**EXERCISE**
Count how many of the rows below contain the string "Галунов", with case counting, and reply with that number alone.

******************************

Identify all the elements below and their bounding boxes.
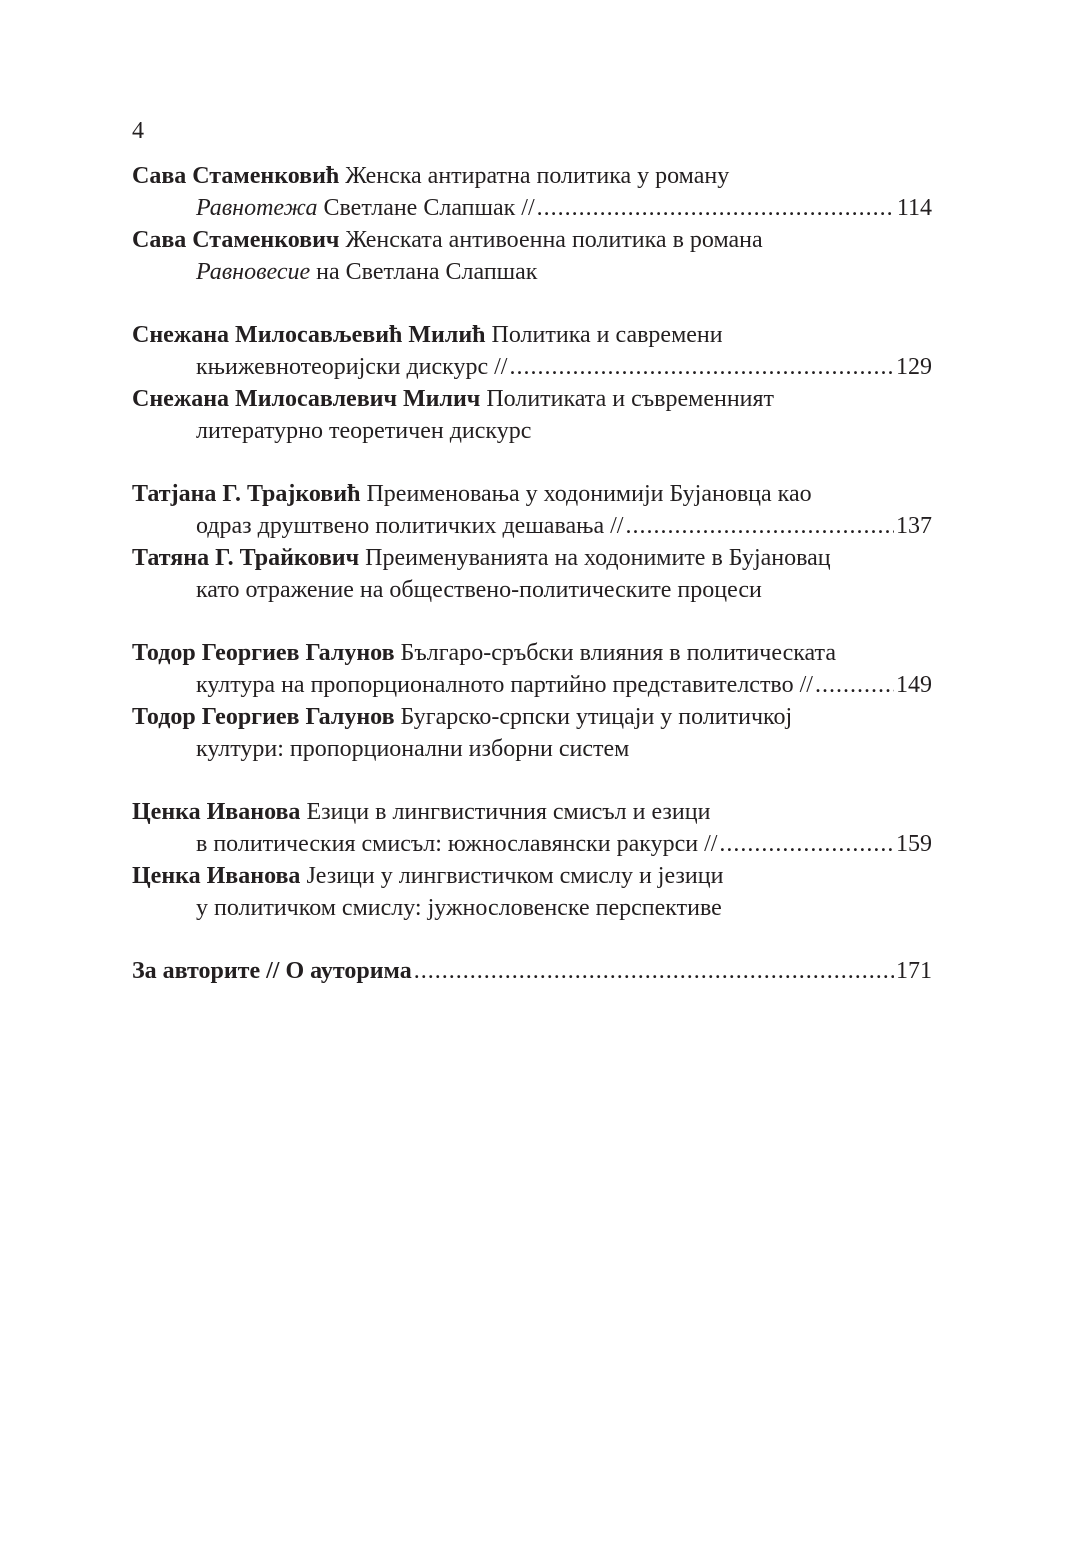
translated-title-continuation: литературно теоретичен дискурс [196, 418, 532, 444]
work-title: Равнотежа [196, 195, 318, 221]
translated-heading [132, 542, 932, 574]
table-of-contents [132, 160, 932, 1018]
page-ref: 149 [896, 672, 932, 698]
toc-entry [132, 160, 932, 288]
entry-heading [132, 637, 932, 669]
author-name: Снежана Милосављевић Милић [132, 322, 486, 348]
translated-heading [132, 224, 932, 256]
translated-heading [132, 701, 932, 733]
entry-title-continuation [132, 351, 932, 383]
author-name-translated: Снежана Милосавлевич Милич [132, 386, 481, 412]
entry-title-continuation [132, 192, 932, 224]
entry-title: Женска антиратна политика у роману [345, 163, 730, 189]
entry-heading [132, 319, 932, 351]
translated-heading [132, 383, 932, 415]
translated-title-continuation: като отражение на обществено-политическите процеси [196, 577, 762, 603]
author-name-translated: Тодор Георгиев Галунов [132, 704, 395, 730]
author-name: Тодор Георгиев Галунов [132, 640, 395, 666]
author-name-translated: Татяна Г. Трайкович [132, 545, 360, 571]
translated-title-continuation [132, 256, 932, 288]
page-ref: 137 [896, 513, 932, 539]
entry-title: Политика и савремени [491, 322, 723, 348]
entry-heading [132, 796, 932, 828]
author-name-translated: Сава Стаменкович [132, 227, 340, 253]
entry-title-text: одраз друштвено политичких дешавања // [196, 513, 624, 539]
page-ref: 171 [896, 958, 932, 984]
author-name-translated: Ценка Иванова [132, 863, 301, 889]
page-number: 4 [132, 118, 144, 144]
entry-title-text [196, 192, 535, 224]
translated-title: Женската антивоенна политика в романа [345, 227, 763, 253]
author-name: Татјана Г. Трајковић [132, 481, 361, 507]
entry-title: Преименовања у ходонимији Бујановца као [366, 481, 812, 507]
authors-section-label: За авторите // О ауторима [132, 958, 412, 984]
translated-title-continuation: култури: пропорционални изборни систем [196, 736, 630, 762]
page-ref: 114 [896, 195, 932, 221]
author-name: Сава Стаменковић [132, 163, 340, 189]
entry-title-text: в политическия смисъл: южнославянски ракурси // [196, 831, 718, 857]
dot-leader [815, 669, 894, 701]
entry-heading [132, 478, 932, 510]
entry-title-continuation [132, 510, 932, 542]
toc-entry [132, 796, 932, 924]
translated-title-rest: на Светлана Слапшак [310, 259, 538, 285]
entry-title-text: књижевнотеоријски дискурс // [196, 354, 508, 380]
dot-leader [509, 351, 894, 383]
entry-title: Българо-сръбски влияния в политическата [400, 640, 836, 666]
translated-title: Језици у лингвистичком смислу и језици [306, 863, 724, 889]
translated-title-continuation: у политичком смислу: јужнословенске перспективе [196, 895, 722, 921]
translated-title: Политиката и съвременният [486, 386, 775, 412]
translated-title: Бугарско-српски утицаји у политичкој [400, 704, 793, 730]
dot-leader [625, 510, 894, 542]
translated-heading [132, 860, 932, 892]
author-name: Ценка Иванова [132, 799, 301, 825]
authors-section-line [132, 955, 932, 987]
dot-leader [719, 828, 894, 860]
page-ref: 159 [896, 831, 932, 857]
entry-title-rest: Светлане Слапшак // [317, 195, 535, 221]
entry-title-continuation [132, 828, 932, 860]
dot-leader [537, 192, 895, 224]
dot-leader [414, 955, 894, 987]
work-title-translated: Равновесие [196, 259, 311, 285]
entry-title-continuation [132, 669, 932, 701]
page-ref: 129 [896, 354, 932, 380]
toc-entry-authors [132, 955, 932, 987]
entry-heading [132, 160, 932, 192]
toc-entry [132, 637, 932, 765]
toc-entry [132, 319, 932, 447]
entry-title: Езици в лингвистичния смисъл и езици [306, 799, 711, 825]
toc-entry [132, 478, 932, 606]
entry-title-text: култура на пропорционалното партийно представителство // [196, 672, 813, 698]
translated-title: Преименуванията на ходонимите в Бујановац [365, 545, 831, 571]
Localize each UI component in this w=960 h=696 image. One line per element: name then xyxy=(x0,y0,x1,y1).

******************************

**TASK RESPONSE**
2